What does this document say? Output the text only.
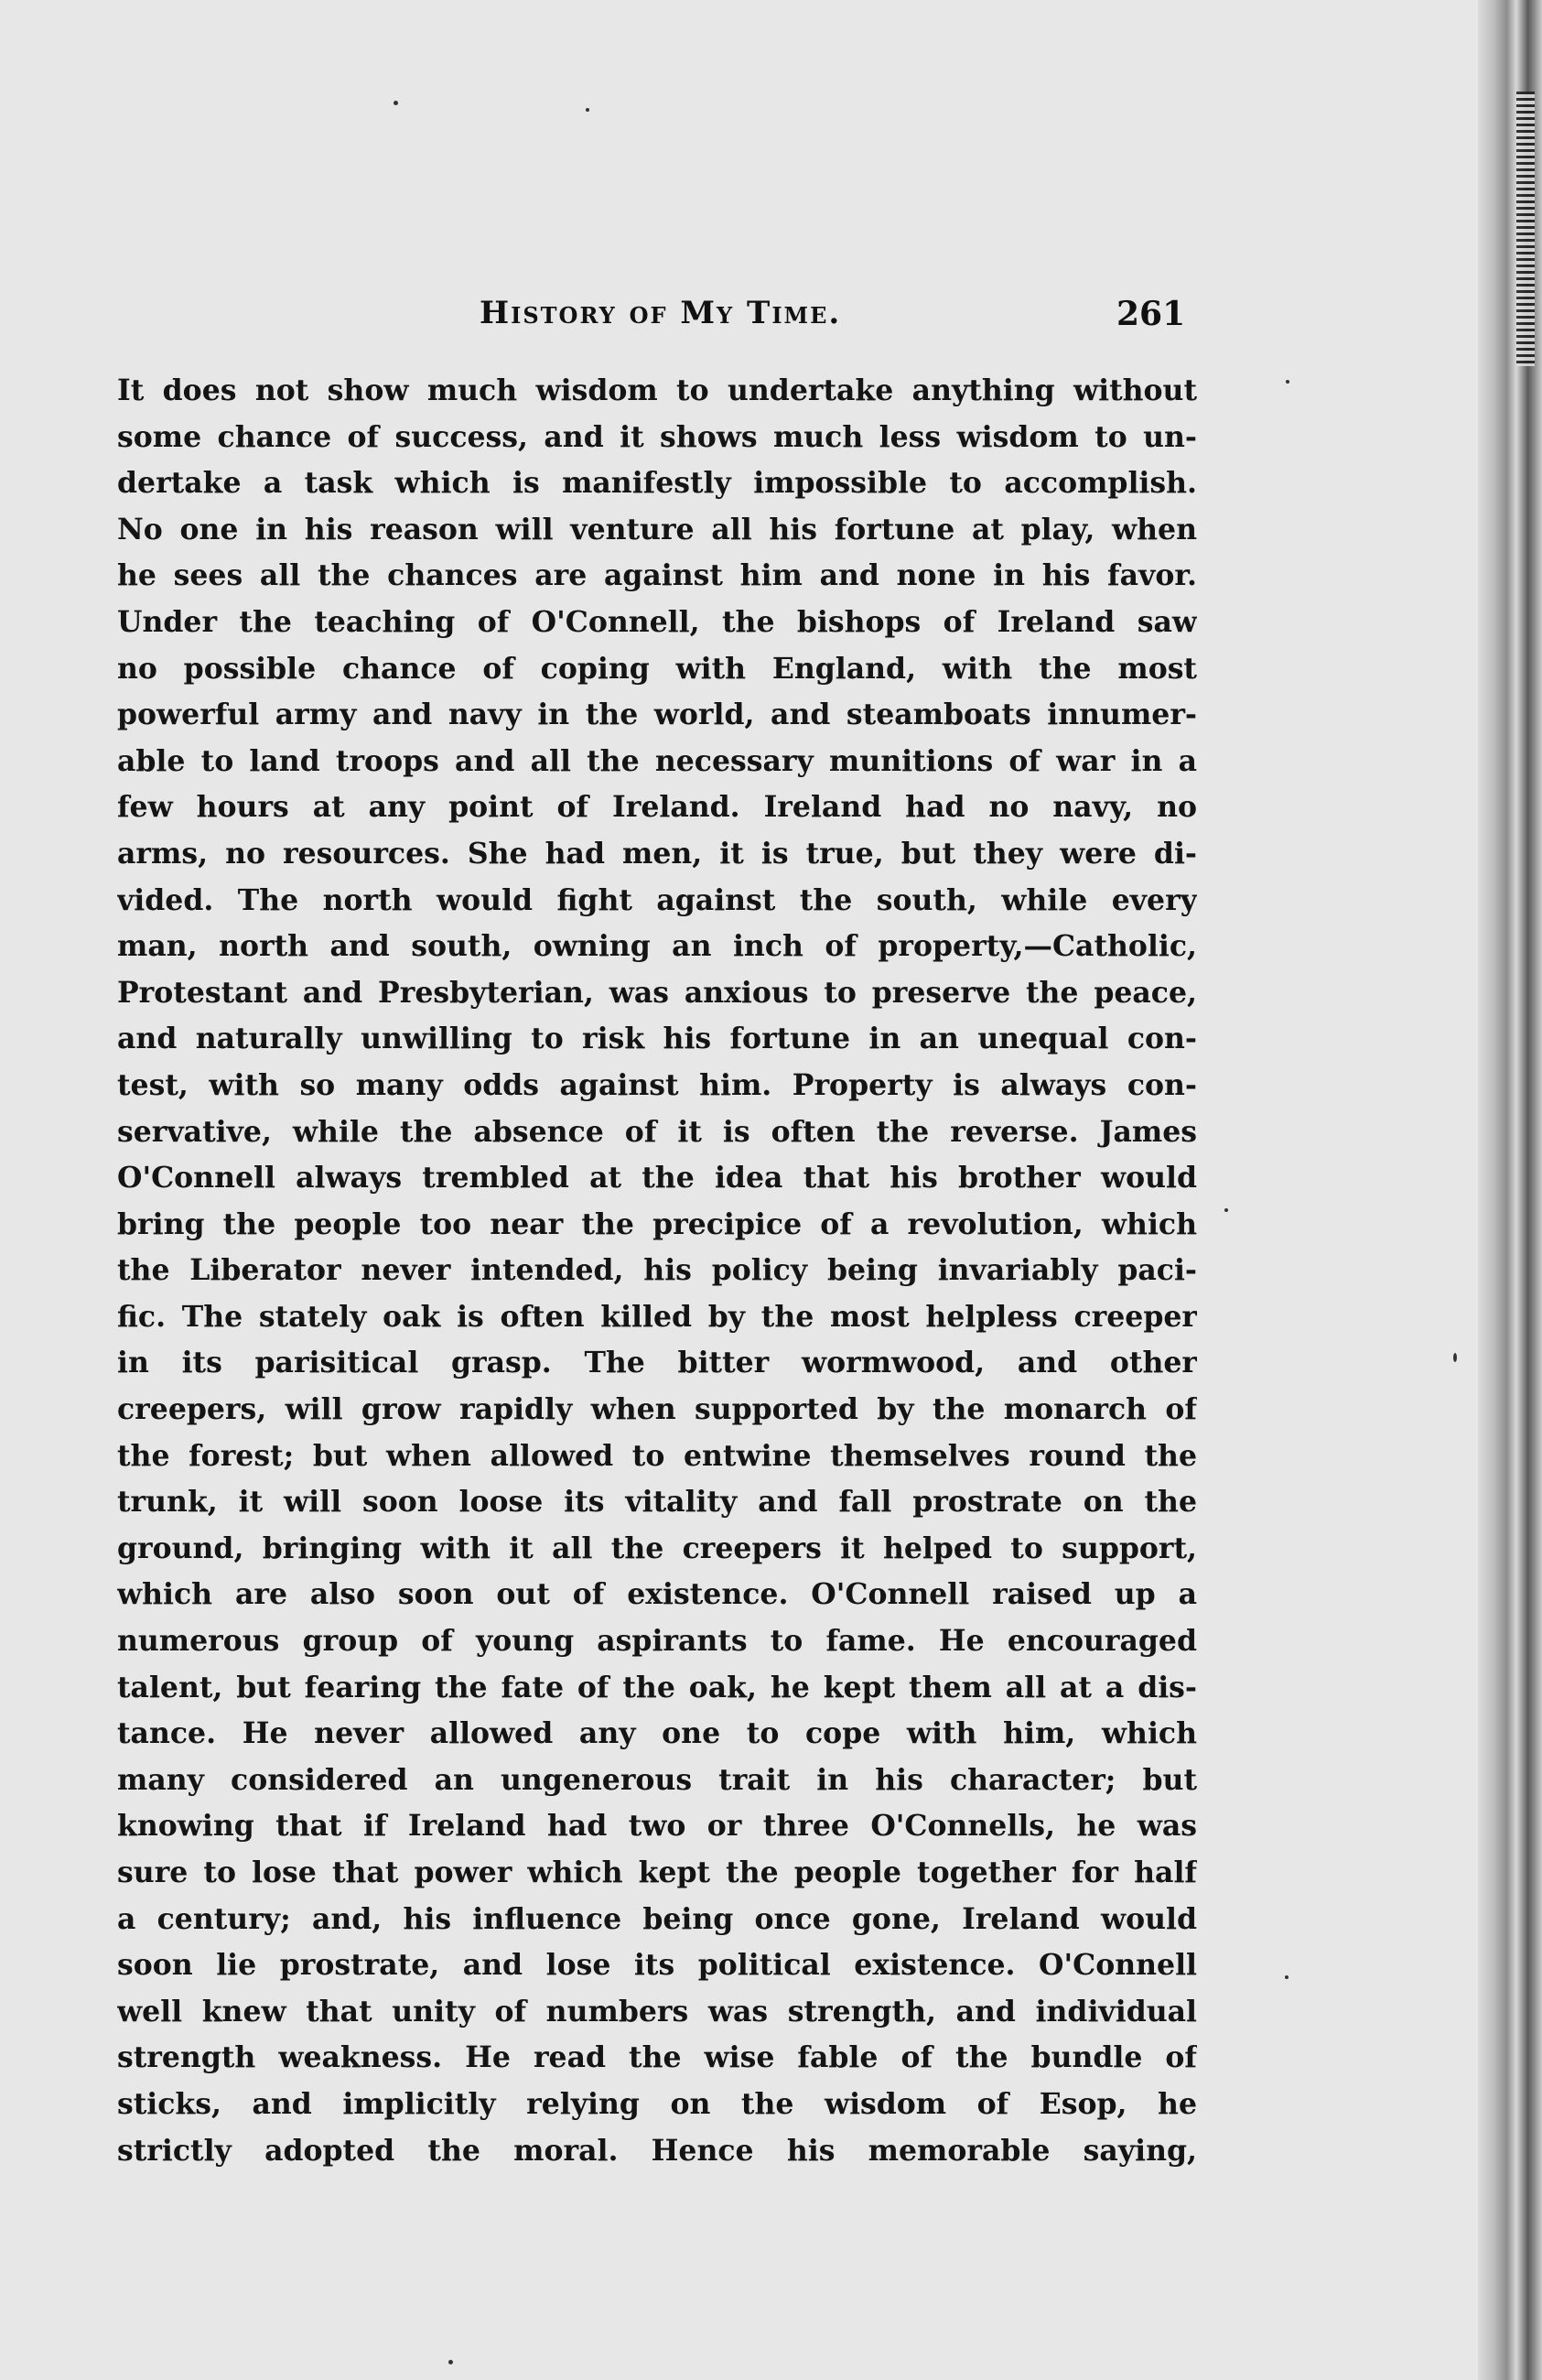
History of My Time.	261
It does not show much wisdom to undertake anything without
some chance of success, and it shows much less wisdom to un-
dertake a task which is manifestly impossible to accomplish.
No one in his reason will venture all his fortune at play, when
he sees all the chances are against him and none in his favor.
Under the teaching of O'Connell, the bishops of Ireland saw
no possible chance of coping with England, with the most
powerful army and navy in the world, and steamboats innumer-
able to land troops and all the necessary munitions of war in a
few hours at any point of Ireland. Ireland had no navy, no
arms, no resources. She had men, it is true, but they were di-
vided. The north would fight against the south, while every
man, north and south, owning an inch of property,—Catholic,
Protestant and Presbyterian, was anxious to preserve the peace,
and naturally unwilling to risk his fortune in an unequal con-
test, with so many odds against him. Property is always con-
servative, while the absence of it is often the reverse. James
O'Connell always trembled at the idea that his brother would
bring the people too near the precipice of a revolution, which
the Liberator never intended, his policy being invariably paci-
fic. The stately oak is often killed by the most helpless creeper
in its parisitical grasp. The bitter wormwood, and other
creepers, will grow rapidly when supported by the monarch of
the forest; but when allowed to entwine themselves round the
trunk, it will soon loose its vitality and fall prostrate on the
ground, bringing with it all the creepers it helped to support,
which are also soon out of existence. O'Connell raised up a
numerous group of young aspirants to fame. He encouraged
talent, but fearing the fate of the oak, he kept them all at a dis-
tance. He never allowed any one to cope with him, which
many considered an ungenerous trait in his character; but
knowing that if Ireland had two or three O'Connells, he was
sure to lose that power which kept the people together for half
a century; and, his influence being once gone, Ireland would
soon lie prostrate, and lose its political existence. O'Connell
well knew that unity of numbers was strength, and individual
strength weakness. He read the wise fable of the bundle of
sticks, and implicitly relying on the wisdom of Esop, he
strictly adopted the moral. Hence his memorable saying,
::::::::
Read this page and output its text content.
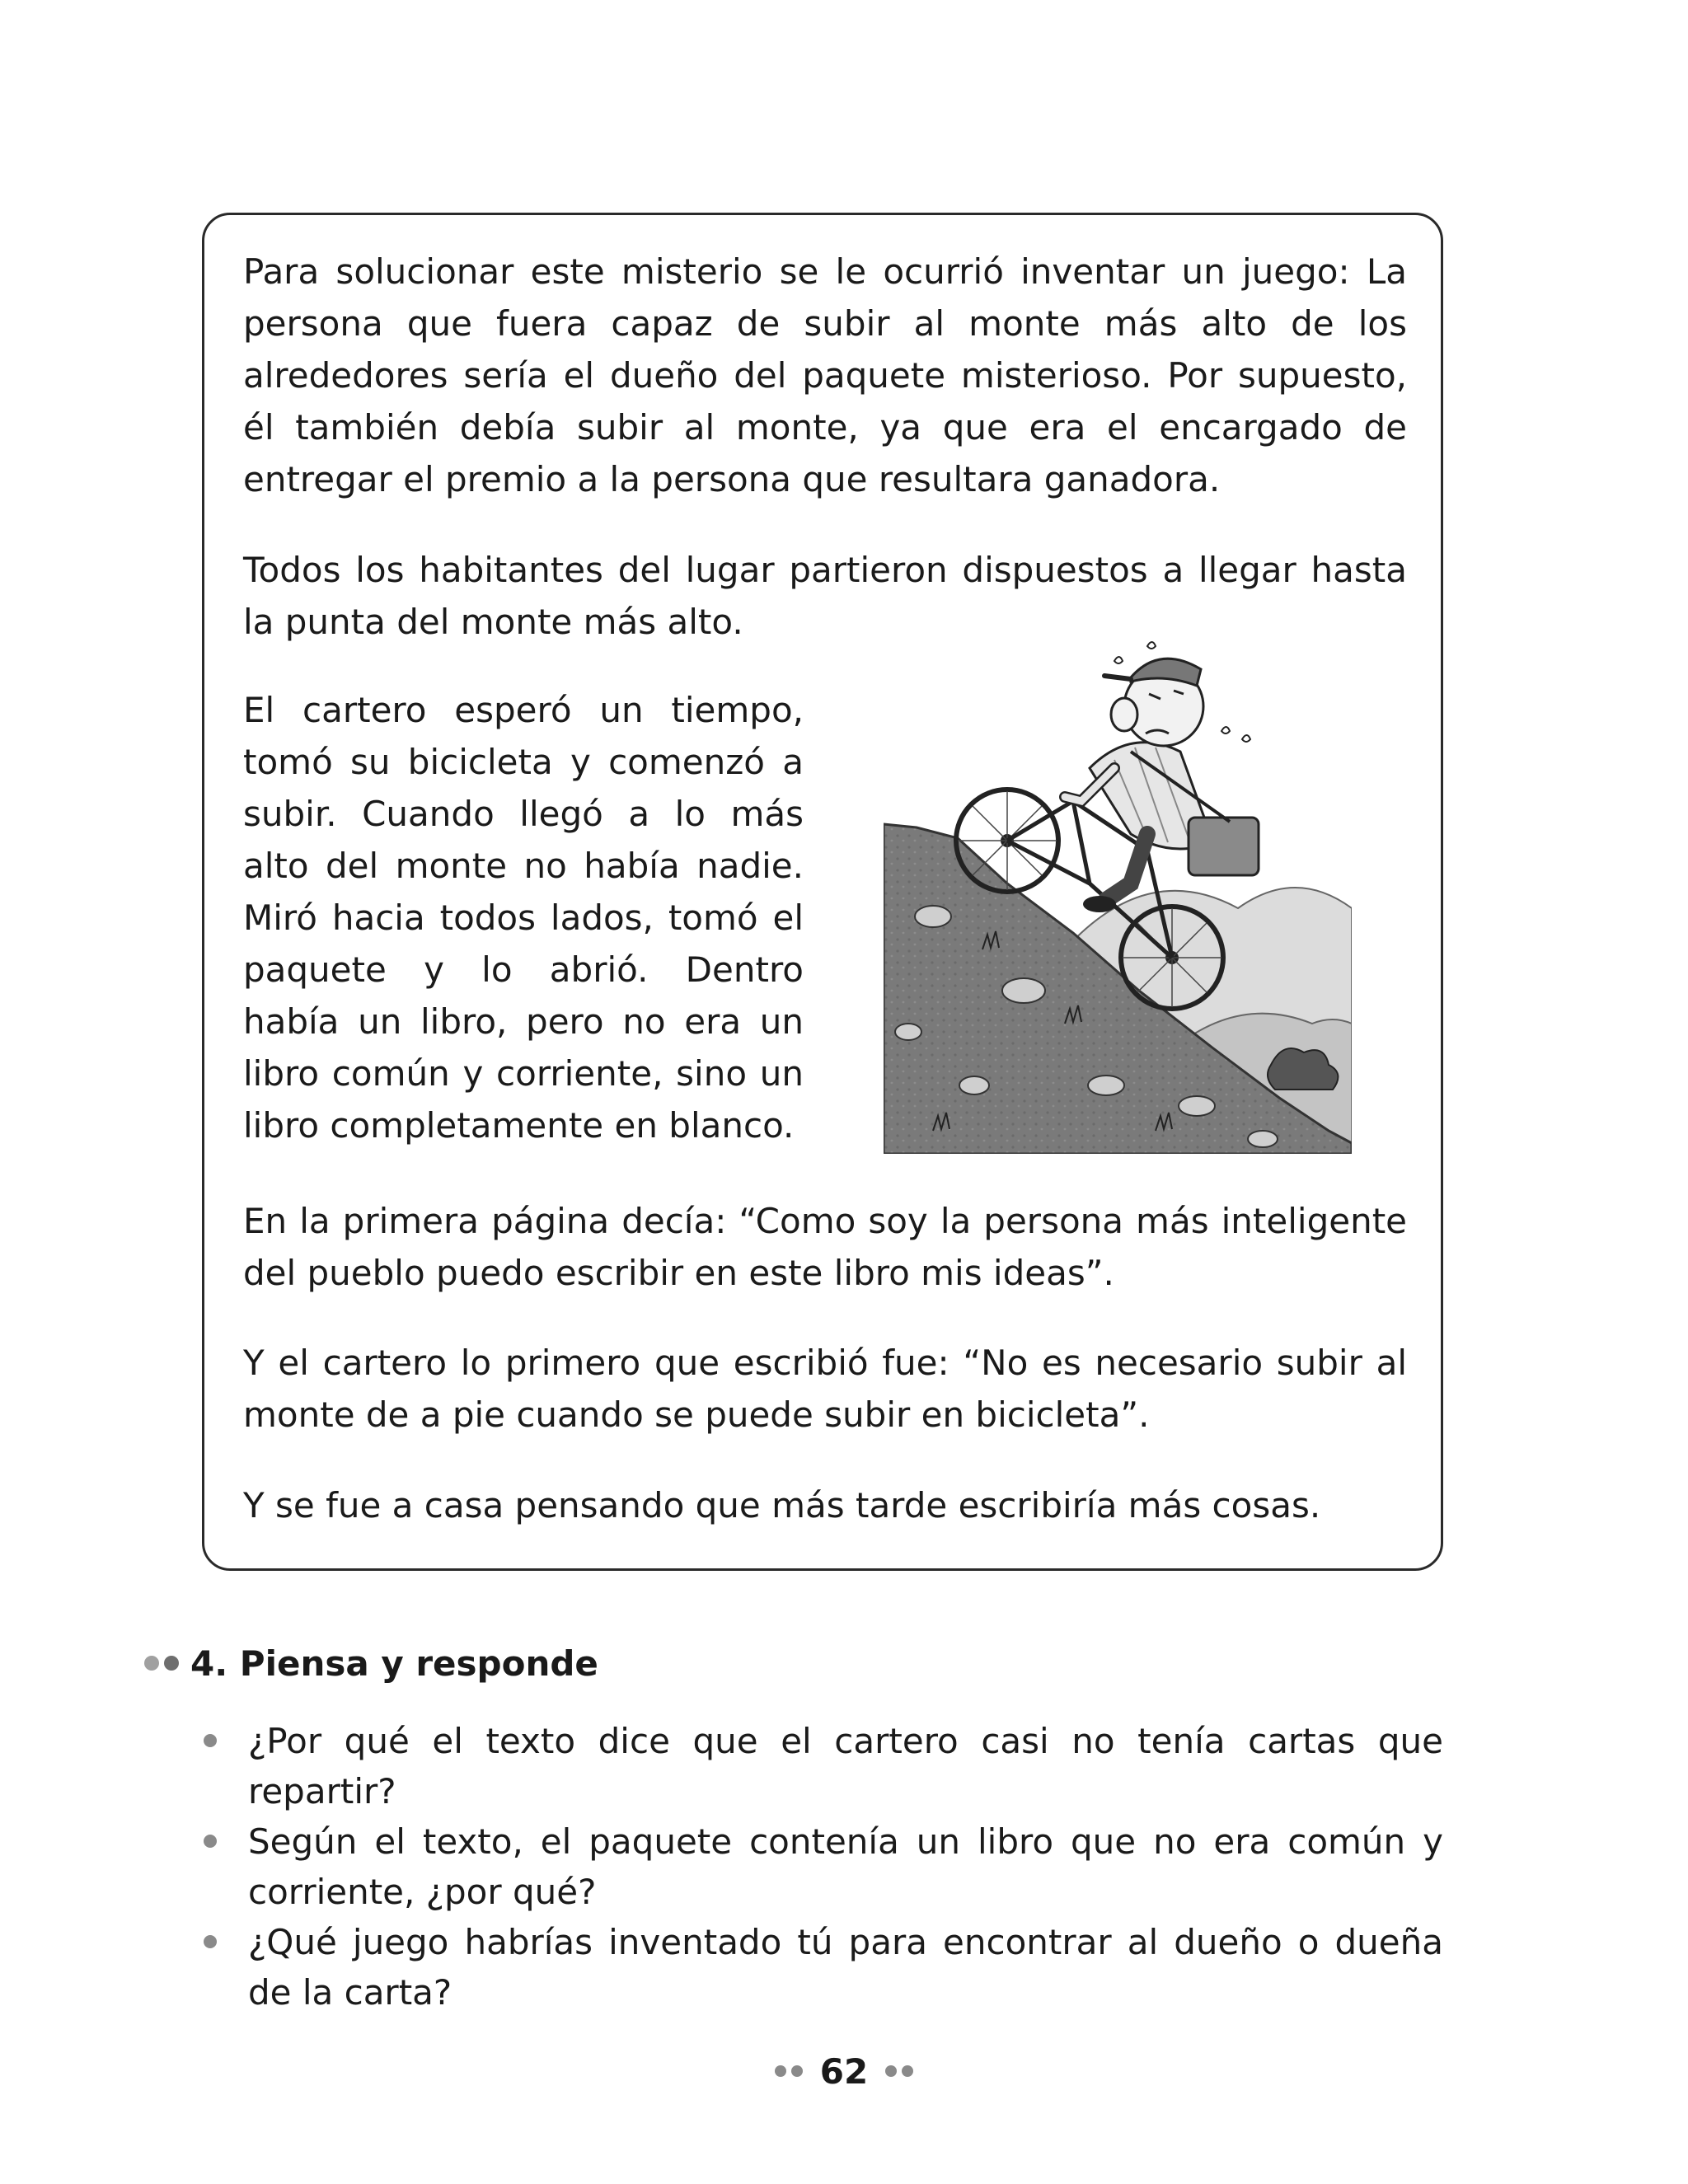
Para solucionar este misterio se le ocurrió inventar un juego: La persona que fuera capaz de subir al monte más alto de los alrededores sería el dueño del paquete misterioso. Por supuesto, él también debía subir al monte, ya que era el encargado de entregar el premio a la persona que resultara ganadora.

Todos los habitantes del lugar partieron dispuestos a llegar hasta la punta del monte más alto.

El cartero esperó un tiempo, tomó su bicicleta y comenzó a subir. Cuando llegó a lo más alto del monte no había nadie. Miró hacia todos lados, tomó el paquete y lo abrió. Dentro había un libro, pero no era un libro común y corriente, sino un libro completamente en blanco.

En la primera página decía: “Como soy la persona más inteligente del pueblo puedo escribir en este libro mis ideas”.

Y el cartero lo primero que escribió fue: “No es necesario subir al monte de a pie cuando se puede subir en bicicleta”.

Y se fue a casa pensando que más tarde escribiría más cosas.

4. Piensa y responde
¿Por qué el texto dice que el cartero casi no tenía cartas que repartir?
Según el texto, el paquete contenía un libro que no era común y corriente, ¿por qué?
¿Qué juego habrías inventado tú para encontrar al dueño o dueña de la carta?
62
::::::::
In the listing above, find the lines holding the word "while" and copy them.

vided. The north would fight against the south, while every
servative, while the absence of it is often the reverse. James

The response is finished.